◆ Estratto
╭──
Da parte loro, in maniera ipocrita, i diplomatici britannici insistono perché l’Iraq abbia “frontiere che gli consentano di vivere, sia dal punto di vista politico, sia da quello economico”. Essi arguiscono che la Mesopotamia irachena non potrebbe prosperare senza la disponibilità di questo vilayet, che costituisce la sua risorsa d’acqua. L’argomentazione viene recepita e nel dicembre 1925 il Consiglio della Società delle Nazioni attribuisce il vilayet di Mosul all’Iraq, posto sotto mandato britannico.

La Commissione di Mosul

A dispetto dei 14 punti del presidente americano Wilson, la proposta turca dell’ultimo minuto per un referendum “per conoscere il punto di vista delle popolazioni interessate” viene respinta. Finalmente ci si mette d’accordo per inviare una commissione d’inchiesta, detta “Commissione di Mosul”, per consultare le popolazioni. Essa è composta da tre inquisitori: il diplomatico svedese Einar al Wirsen (1875-1936), il conte ungherese Pal Teleki (1879-1941) e il colonnello ingegnere militare belga Albert Paulis (1875-1933), oltre a un geografo rispettato.
╰──
◆ Dati di partenza
╭──
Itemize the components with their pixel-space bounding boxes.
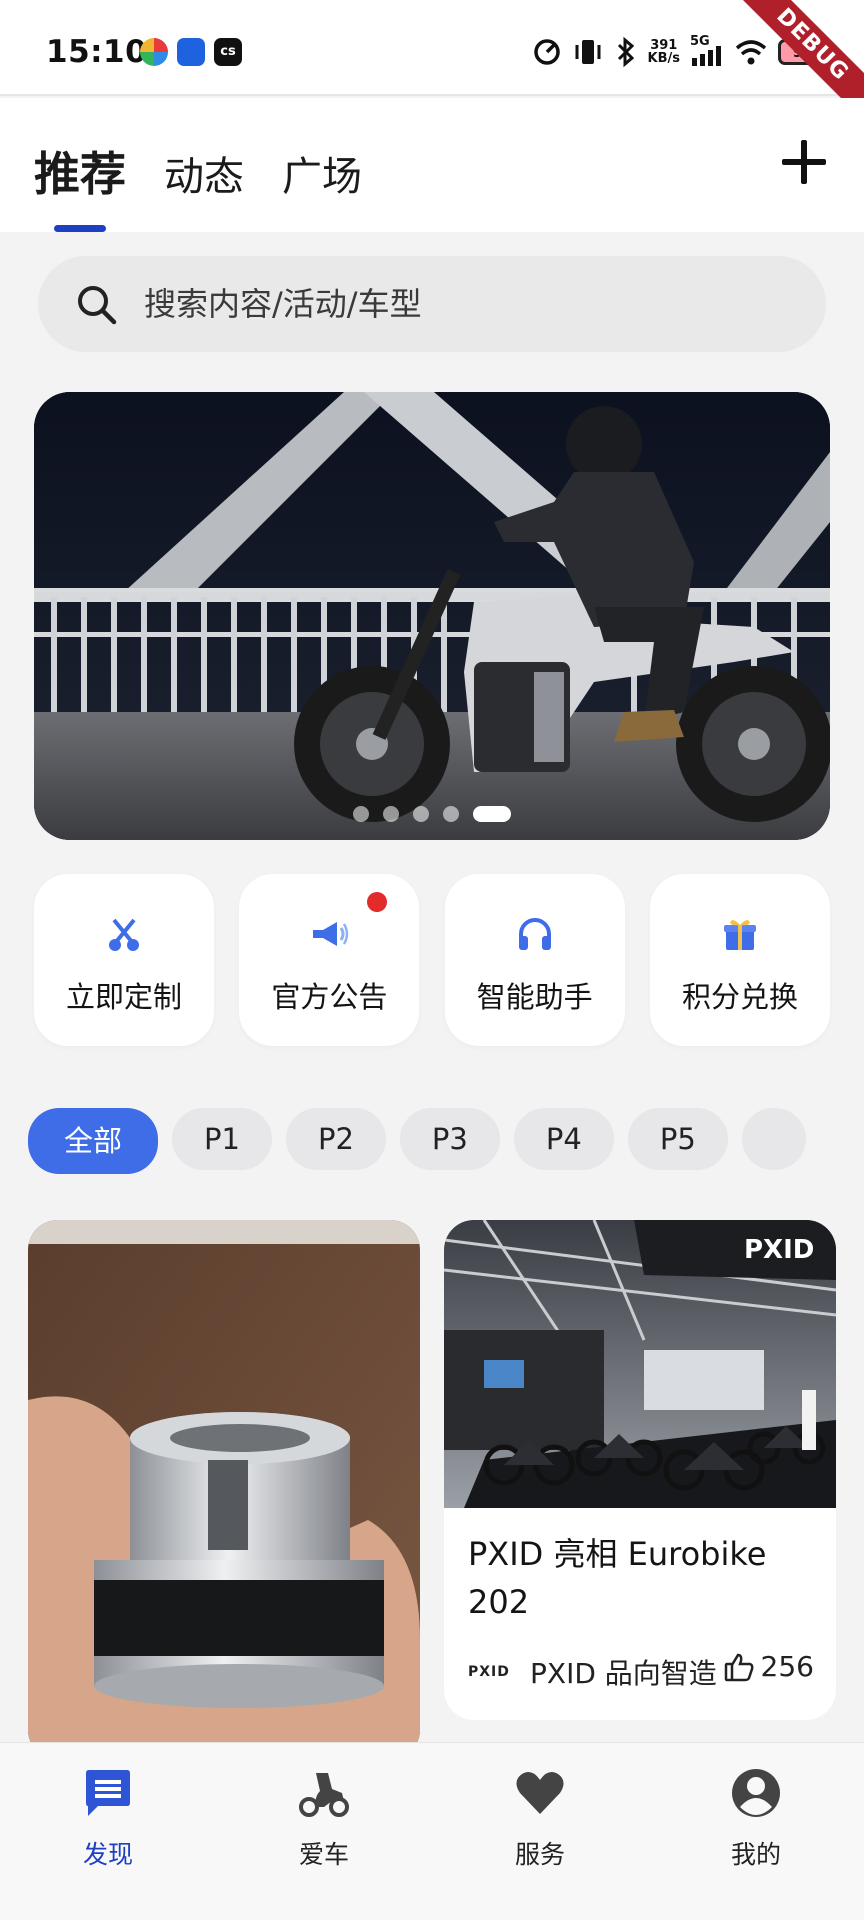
╰──
◆ Scopo del compito
Riproduci per intero l'estratto sulla questione del vilayet di Mosul, senza cambiare nulla.

◆ Soluzione proposta
Da parte loro, in maniera ipocrita, i diplomatici britannici insistono perché l’Iraq abbia “frontiere che gli consentano di vivere, sia dal punto di vista politico, sia da quello economico”. Essi arguiscono che la Mesopotamia irachena non potrebbe prosperare senza la disponibilità di questo vilayet, che costituisce la sua risorsa d’acqua. L’argomentazione viene recepita e nel dicembre 1925 il Consiglio della Società delle Nazioni attribuisce il vilayet di Mosul all’Iraq, posto sotto mandato britannico.

La Commissione di Mosul

A dispetto dei 14 punti del presidente americano Wilson, la proposta turca dell’ultimo minuto per un referendum “per conoscere il punto di vista delle popolazioni interessate” viene respinta. Finalmente ci si mette d’accordo per inviare una commissione d’inchiesta, detta “Commissione di Mosul”, per consultare le popolazioni. Essa è composta da tre inquisitori: il diplomatico svedese Einar al Wirsen (1875-1936), il conte ungherese Pal Teleki (1879-1941) e il colonnello ingegnere militare belga Albert Paulis (1875-1933), oltre a un geografo rispettato.